▼▼▼
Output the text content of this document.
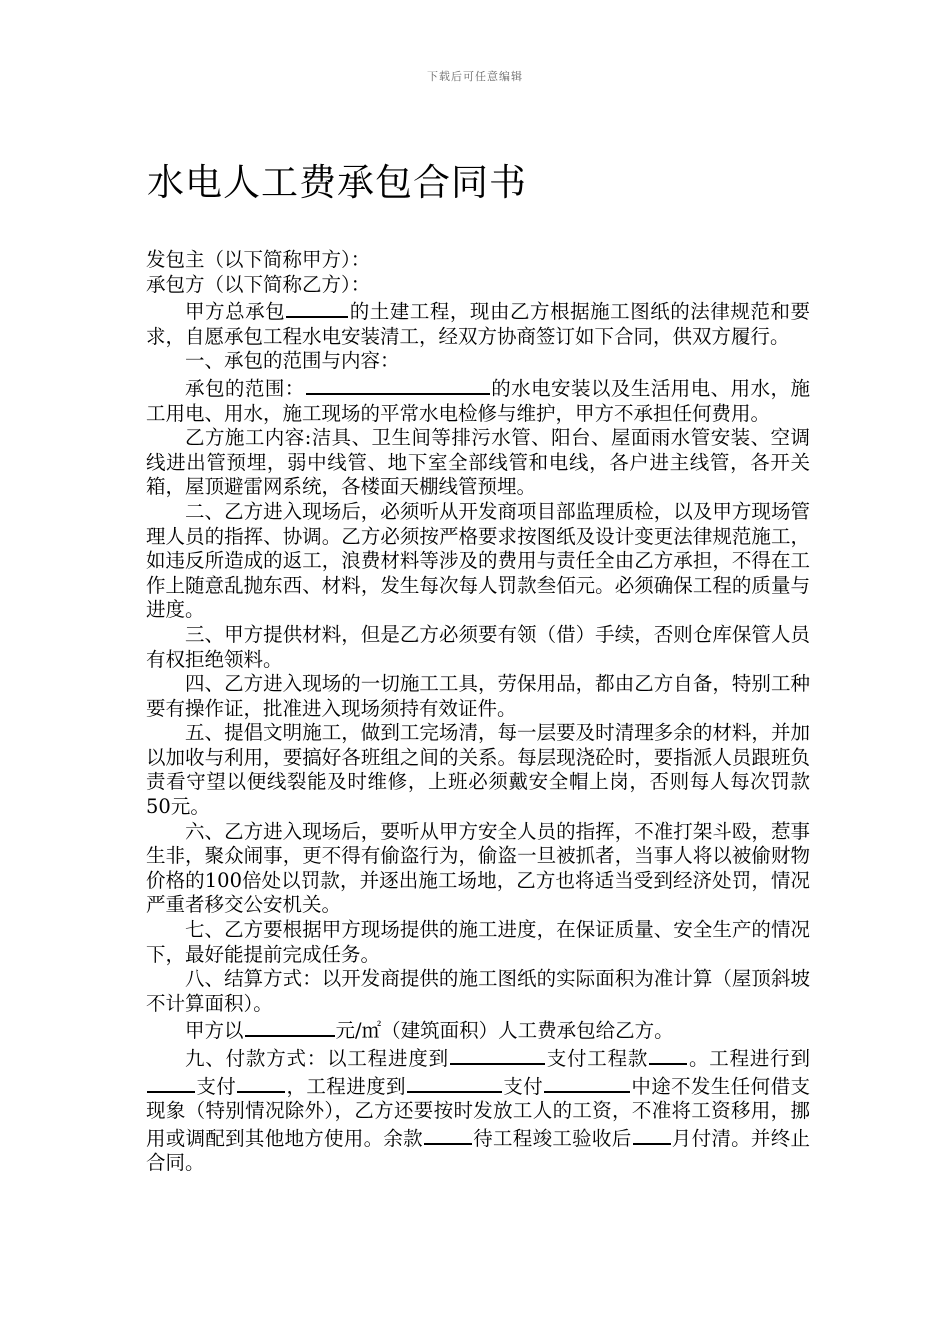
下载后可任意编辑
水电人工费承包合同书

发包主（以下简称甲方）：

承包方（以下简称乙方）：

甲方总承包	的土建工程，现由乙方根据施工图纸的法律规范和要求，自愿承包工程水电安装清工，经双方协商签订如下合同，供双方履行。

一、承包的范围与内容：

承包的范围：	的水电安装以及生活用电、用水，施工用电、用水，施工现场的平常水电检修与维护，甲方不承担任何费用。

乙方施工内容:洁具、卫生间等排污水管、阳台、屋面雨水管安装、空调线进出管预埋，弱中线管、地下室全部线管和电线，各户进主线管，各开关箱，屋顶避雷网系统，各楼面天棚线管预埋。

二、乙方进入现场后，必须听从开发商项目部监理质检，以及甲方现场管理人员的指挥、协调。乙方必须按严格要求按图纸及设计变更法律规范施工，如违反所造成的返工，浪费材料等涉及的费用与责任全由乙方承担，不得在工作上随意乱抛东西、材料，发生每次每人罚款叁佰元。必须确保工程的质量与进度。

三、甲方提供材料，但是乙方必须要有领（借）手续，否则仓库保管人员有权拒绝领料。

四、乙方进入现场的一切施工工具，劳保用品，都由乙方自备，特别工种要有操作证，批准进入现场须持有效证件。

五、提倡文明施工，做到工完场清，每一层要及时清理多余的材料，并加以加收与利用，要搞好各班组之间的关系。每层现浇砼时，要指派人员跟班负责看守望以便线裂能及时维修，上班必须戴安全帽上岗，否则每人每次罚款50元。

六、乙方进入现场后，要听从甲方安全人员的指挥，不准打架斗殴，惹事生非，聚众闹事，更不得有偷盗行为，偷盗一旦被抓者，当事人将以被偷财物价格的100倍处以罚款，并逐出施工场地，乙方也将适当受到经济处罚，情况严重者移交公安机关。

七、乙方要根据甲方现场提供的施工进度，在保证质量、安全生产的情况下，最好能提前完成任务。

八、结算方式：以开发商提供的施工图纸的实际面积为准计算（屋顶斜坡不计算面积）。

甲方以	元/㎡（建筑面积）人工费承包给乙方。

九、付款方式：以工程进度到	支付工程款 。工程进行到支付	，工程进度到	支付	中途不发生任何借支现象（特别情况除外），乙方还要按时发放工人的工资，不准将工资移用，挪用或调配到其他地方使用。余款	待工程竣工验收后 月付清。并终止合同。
▲▲▲
WRITTEN TASK. Leave the pictures out, and transcribe each of the records exactly.

ANSWER FOR THIS EXERCISE.
Output the text content of this document.
下载后可任意编辑
水电人工费承包合同书

发包主（以下简称甲方）：

承包方（以下简称乙方）：

甲方总承包	的土建工程，现由乙方根据施工图纸的法律规范和要求，自愿承包工程水电安装清工，经双方协商签订如下合同，供双方履行。

一、承包的范围与内容：

承包的范围：	的水电安装以及生活用电、用水，施工用电、用水，施工现场的平常水电检修与维护，甲方不承担任何费用。

乙方施工内容:洁具、卫生间等排污水管、阳台、屋面雨水管安装、空调线进出管预埋，弱中线管、地下室全部线管和电线，各户进主线管，各开关箱，屋顶避雷网系统，各楼面天棚线管预埋。

二、乙方进入现场后，必须听从开发商项目部监理质检，以及甲方现场管理人员的指挥、协调。乙方必须按严格要求按图纸及设计变更法律规范施工，如违反所造成的返工，浪费材料等涉及的费用与责任全由乙方承担，不得在工作上随意乱抛东西、材料，发生每次每人罚款叁佰元。必须确保工程的质量与进度。

三、甲方提供材料，但是乙方必须要有领（借）手续，否则仓库保管人员有权拒绝领料。

四、乙方进入现场的一切施工工具，劳保用品，都由乙方自备，特别工种要有操作证，批准进入现场须持有效证件。

五、提倡文明施工，做到工完场清，每一层要及时清理多余的材料，并加以加收与利用，要搞好各班组之间的关系。每层现浇砼时，要指派人员跟班负责看守望以便线裂能及时维修，上班必须戴安全帽上岗，否则每人每次罚款50元。

六、乙方进入现场后，要听从甲方安全人员的指挥，不准打架斗殴，惹事生非，聚众闹事，更不得有偷盗行为，偷盗一旦被抓者，当事人将以被偷财物价格的100倍处以罚款，并逐出施工场地，乙方也将适当受到经济处罚，情况严重者移交公安机关。

七、乙方要根据甲方现场提供的施工进度，在保证质量、安全生产的情况下，最好能提前完成任务。

八、结算方式：以开发商提供的施工图纸的实际面积为准计算（屋顶斜坡不计算面积）。

甲方以	元/㎡（建筑面积）人工费承包给乙方。

九、付款方式：以工程进度到	支付工程款 。工程进行到支付	，工程进度到	支付	中途不发生任何借支现象（特别情况除外），乙方还要按时发放工人的工资，不准将工资移用，挪用或调配到其他地方使用。余款	待工程竣工验收后 月付清。并终止合同。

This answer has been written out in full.